** Start GIVEN RECORDS **
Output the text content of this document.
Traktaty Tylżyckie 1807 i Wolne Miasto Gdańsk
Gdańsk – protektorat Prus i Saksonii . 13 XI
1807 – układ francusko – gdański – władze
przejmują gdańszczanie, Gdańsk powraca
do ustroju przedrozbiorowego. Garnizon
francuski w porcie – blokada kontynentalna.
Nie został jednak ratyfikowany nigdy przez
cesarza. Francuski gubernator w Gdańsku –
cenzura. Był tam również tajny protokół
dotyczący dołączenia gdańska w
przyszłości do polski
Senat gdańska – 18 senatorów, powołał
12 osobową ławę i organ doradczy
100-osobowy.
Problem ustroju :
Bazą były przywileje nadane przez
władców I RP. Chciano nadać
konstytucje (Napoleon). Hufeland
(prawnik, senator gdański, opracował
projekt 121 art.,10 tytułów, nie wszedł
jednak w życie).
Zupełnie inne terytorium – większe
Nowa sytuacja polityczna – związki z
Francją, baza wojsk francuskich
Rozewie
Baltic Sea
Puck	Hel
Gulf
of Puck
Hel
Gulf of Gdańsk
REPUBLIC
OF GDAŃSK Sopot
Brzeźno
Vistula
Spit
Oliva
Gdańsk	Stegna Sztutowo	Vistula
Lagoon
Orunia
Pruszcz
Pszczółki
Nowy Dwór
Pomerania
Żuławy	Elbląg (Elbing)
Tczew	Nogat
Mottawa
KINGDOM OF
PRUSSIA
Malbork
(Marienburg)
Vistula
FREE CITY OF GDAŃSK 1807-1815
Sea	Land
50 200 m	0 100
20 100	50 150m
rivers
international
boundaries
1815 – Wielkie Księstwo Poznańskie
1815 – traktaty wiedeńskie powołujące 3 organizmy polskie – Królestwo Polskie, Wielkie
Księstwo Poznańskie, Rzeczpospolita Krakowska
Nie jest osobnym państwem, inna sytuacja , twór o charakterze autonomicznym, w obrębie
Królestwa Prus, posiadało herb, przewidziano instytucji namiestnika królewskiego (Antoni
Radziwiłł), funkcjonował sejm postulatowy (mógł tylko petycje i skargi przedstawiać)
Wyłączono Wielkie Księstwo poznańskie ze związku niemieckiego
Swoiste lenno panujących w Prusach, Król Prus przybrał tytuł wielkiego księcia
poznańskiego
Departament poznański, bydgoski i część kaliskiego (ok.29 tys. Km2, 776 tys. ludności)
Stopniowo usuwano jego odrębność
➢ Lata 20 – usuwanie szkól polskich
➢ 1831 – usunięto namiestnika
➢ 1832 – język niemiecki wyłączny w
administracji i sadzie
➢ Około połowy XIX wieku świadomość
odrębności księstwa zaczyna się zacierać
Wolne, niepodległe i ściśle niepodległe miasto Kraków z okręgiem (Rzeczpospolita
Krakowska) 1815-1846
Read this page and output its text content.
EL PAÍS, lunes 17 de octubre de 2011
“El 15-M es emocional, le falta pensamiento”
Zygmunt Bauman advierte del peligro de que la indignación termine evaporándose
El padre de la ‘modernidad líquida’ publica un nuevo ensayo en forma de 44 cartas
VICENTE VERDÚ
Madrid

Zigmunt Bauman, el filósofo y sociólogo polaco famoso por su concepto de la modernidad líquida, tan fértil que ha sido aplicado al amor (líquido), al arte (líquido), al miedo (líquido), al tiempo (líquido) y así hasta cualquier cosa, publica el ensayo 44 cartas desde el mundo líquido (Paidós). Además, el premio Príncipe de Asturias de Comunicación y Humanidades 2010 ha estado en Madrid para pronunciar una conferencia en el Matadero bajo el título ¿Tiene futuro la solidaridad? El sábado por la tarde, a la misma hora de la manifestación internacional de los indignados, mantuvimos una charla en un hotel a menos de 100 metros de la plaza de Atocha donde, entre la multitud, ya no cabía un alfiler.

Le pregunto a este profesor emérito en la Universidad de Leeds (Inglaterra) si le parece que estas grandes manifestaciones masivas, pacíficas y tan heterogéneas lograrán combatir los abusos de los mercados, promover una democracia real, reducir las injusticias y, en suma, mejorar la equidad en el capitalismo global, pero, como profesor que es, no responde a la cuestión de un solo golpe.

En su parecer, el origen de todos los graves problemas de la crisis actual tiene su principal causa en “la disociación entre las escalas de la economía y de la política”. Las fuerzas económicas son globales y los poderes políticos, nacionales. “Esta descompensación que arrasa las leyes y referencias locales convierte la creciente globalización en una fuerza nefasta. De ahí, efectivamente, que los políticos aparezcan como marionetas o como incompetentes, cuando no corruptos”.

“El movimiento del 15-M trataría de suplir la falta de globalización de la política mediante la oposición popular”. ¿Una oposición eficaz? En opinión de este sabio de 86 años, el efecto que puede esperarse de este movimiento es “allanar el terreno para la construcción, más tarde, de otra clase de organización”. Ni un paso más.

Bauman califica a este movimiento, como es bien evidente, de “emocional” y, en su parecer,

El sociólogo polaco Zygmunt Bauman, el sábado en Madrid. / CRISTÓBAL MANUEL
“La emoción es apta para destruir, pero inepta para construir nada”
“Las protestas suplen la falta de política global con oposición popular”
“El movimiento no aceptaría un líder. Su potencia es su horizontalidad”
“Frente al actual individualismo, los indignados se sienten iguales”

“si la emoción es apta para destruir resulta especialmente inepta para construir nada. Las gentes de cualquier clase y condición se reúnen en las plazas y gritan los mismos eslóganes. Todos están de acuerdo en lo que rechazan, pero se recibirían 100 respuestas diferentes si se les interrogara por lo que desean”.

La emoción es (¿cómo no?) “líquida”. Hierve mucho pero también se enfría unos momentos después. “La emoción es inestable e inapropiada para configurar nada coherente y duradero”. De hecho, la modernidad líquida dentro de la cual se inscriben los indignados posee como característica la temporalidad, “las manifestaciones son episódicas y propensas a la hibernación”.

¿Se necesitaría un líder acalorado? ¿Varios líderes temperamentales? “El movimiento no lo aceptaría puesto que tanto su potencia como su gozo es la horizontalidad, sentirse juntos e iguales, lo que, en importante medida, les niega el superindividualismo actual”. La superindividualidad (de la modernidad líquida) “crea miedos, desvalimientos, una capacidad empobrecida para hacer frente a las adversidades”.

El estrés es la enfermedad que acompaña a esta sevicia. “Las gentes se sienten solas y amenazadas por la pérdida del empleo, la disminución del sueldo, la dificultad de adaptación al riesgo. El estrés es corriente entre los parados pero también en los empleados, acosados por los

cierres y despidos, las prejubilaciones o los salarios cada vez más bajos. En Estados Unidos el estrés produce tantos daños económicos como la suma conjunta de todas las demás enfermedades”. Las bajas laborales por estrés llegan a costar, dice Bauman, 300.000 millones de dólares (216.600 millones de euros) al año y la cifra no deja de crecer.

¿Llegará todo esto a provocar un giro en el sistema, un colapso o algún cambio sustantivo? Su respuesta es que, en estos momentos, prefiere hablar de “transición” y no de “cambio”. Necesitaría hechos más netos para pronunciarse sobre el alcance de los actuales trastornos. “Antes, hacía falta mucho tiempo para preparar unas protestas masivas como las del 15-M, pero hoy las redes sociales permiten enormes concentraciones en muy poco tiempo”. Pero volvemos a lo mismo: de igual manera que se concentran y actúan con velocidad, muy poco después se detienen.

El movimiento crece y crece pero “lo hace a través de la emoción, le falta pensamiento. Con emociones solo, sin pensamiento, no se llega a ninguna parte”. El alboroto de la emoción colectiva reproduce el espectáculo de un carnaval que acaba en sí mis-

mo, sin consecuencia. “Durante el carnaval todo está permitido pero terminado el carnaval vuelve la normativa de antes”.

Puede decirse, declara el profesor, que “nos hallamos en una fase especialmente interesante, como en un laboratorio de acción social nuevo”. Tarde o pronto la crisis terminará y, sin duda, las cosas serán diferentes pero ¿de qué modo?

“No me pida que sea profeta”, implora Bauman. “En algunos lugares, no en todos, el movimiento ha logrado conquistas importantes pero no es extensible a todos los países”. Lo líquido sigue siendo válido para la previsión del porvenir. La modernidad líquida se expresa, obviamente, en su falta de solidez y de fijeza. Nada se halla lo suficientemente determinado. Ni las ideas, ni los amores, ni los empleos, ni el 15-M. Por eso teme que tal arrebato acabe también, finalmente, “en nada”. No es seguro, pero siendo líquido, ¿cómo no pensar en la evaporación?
** End GIVEN RECORDS **
(TASK GOAL) Within the listing, how many lines hold the word "clase"? Only the number is to be given.

(FULL OUTPUT) 2